> TO DO
Copy out all lines carrying the word "María".

> DATA RECORDS
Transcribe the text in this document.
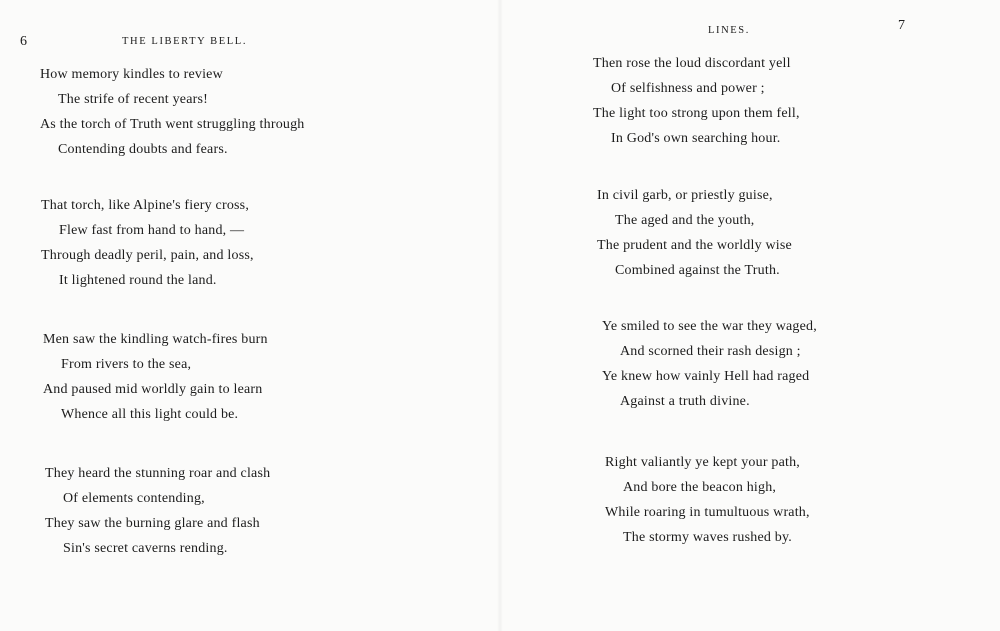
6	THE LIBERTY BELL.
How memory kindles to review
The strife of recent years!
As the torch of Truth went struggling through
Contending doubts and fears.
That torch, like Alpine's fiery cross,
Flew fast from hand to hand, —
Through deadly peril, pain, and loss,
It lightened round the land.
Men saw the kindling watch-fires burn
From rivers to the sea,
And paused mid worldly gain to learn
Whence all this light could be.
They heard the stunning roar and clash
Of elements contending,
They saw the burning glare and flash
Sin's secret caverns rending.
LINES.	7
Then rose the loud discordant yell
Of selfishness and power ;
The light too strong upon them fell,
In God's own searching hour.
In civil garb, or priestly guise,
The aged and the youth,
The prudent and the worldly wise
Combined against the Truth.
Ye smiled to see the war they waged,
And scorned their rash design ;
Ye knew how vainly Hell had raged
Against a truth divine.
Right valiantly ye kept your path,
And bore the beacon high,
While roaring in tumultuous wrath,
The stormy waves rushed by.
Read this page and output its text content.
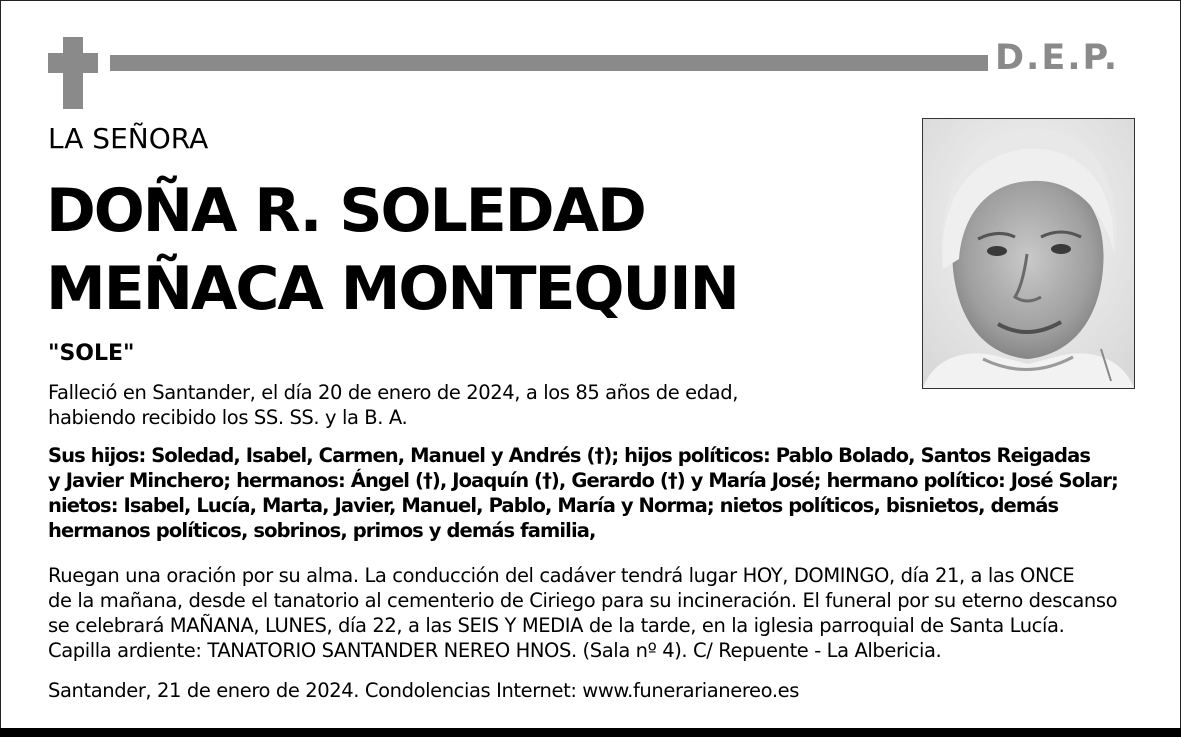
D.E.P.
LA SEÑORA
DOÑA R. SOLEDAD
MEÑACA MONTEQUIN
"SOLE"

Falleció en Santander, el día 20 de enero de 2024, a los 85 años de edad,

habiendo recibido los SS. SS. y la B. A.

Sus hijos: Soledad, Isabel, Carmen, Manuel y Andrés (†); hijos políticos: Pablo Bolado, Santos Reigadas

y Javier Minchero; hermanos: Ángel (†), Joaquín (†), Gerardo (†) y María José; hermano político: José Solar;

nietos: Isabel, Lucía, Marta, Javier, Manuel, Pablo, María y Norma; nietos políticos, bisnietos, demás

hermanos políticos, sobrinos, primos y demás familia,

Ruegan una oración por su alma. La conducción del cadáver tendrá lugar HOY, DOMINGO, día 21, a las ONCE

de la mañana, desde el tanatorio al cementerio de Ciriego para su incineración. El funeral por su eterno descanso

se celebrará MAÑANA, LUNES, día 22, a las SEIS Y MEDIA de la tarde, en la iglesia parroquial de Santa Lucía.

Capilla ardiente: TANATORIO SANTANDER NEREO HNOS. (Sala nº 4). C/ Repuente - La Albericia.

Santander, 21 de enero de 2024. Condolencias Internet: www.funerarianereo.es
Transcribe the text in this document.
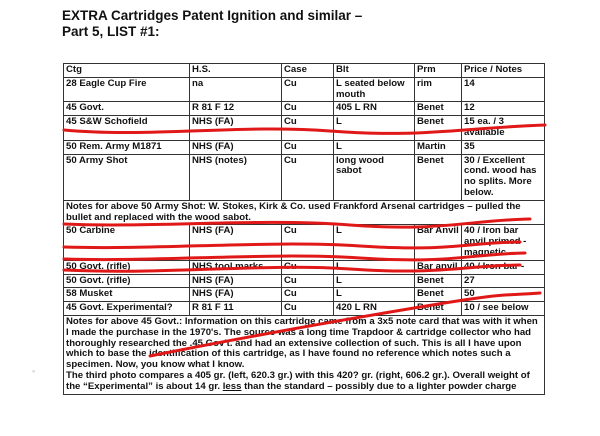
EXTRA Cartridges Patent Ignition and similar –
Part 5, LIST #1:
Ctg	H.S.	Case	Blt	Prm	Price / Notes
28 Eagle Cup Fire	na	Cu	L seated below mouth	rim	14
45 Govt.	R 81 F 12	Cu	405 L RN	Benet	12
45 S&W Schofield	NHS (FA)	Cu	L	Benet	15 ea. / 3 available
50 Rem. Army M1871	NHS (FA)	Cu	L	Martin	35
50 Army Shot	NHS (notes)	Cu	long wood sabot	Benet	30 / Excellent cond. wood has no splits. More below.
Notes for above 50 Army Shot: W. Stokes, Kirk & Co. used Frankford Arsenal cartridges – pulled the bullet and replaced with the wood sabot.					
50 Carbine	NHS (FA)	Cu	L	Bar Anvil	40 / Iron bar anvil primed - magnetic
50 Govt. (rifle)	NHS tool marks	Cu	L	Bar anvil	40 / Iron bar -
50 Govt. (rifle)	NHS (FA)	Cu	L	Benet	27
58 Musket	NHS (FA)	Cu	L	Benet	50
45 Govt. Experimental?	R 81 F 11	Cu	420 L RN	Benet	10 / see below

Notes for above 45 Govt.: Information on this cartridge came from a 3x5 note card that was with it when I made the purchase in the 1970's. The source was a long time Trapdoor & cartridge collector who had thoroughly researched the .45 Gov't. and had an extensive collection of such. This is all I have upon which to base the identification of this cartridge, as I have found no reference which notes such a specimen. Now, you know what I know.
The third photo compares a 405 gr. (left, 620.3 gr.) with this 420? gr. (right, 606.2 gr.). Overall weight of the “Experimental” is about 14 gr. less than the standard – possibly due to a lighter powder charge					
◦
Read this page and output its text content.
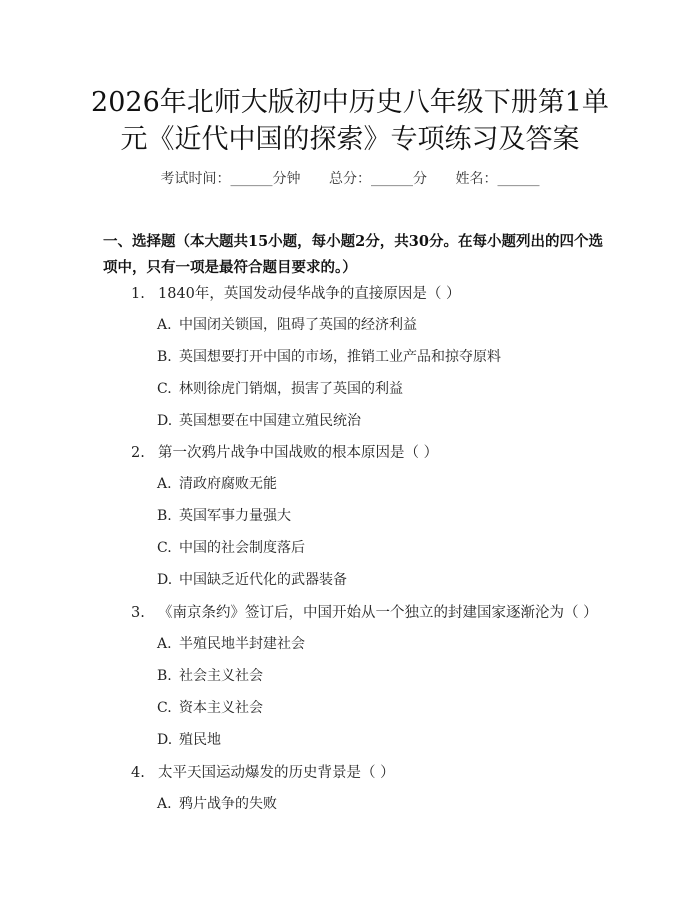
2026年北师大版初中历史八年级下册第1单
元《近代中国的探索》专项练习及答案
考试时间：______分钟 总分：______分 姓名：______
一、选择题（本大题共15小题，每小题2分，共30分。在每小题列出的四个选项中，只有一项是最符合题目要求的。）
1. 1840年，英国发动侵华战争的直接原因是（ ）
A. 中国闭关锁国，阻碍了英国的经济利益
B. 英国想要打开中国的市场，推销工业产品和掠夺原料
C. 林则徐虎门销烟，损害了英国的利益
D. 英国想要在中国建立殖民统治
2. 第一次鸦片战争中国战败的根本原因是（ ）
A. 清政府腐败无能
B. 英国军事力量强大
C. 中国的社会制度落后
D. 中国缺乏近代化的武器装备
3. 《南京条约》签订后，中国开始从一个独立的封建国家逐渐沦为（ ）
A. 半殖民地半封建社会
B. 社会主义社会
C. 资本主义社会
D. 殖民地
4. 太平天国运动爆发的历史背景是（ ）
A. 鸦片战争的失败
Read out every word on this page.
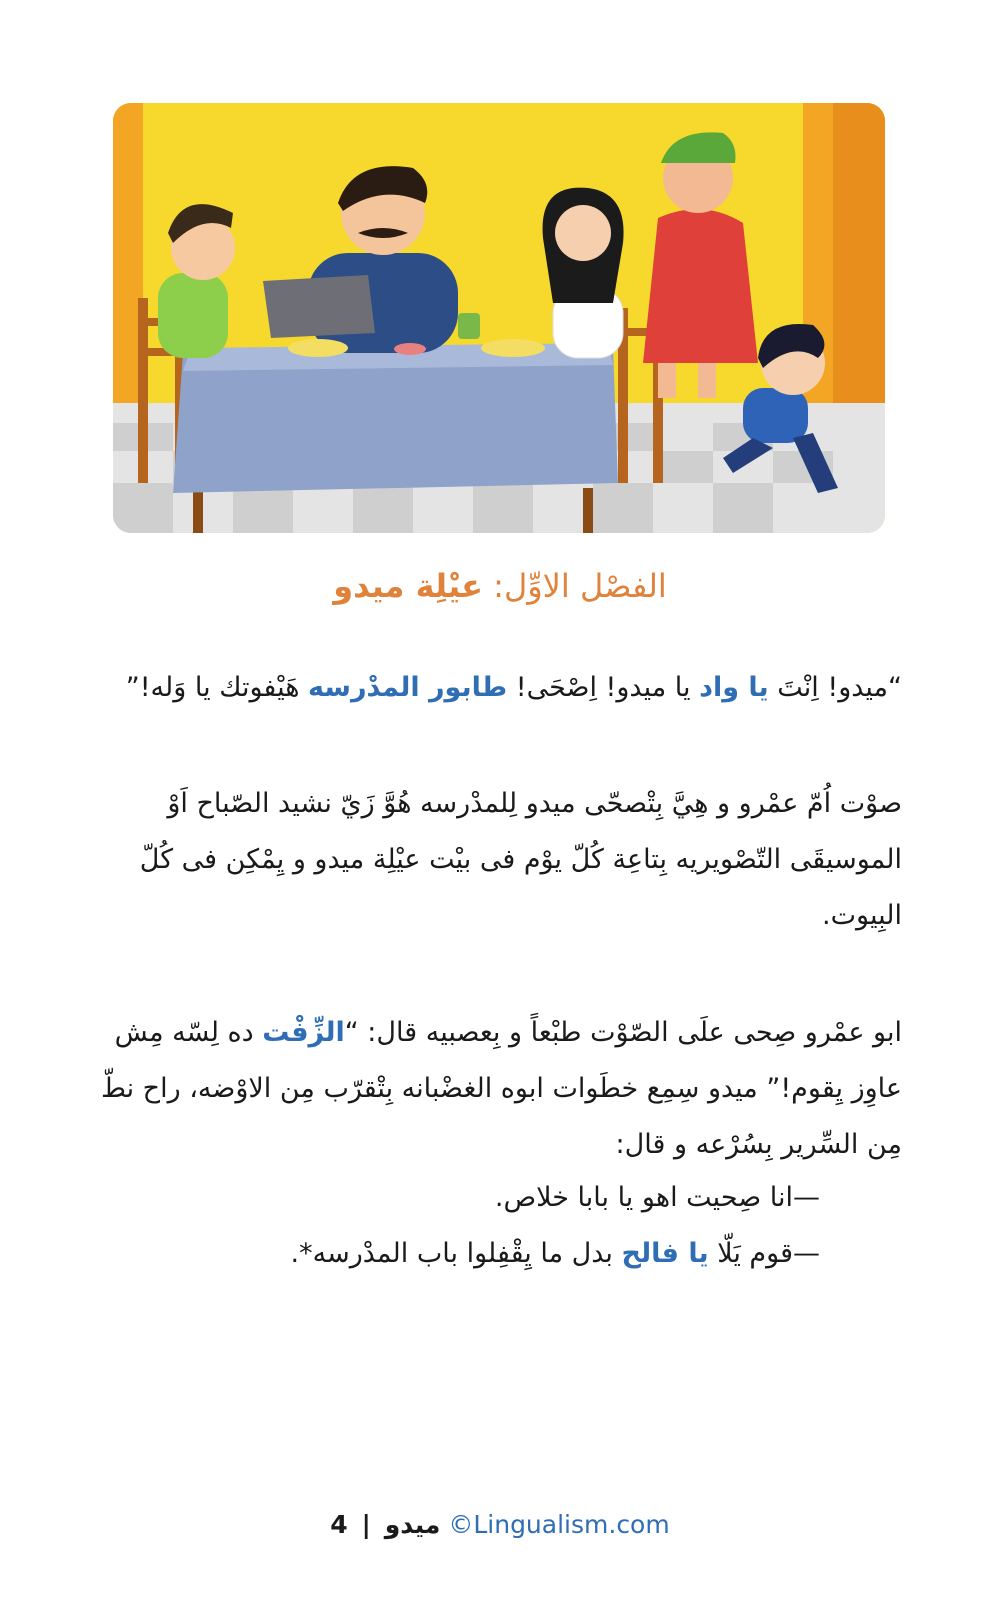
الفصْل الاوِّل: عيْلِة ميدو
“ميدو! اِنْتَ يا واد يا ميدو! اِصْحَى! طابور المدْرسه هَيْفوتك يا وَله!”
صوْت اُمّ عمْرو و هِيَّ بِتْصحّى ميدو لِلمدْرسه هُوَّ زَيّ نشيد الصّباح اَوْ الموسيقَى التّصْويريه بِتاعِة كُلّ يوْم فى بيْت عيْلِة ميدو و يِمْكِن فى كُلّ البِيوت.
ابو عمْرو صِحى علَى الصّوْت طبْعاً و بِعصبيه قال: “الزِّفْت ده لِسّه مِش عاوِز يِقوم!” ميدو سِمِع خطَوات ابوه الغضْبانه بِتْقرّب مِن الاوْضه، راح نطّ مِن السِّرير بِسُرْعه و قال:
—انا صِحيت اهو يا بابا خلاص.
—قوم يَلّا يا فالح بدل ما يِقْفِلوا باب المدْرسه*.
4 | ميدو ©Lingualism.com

> COMPLETE OUTPUT
y Javier Minchero; hermanos: Ángel (†), Joaquín (†), Gerardo (†) y María José; hermano político: José Solar;
nietos: Isabel, Lucía, Marta, Javier, Manuel, Pablo, María y Norma; nietos políticos, bisnietos, demás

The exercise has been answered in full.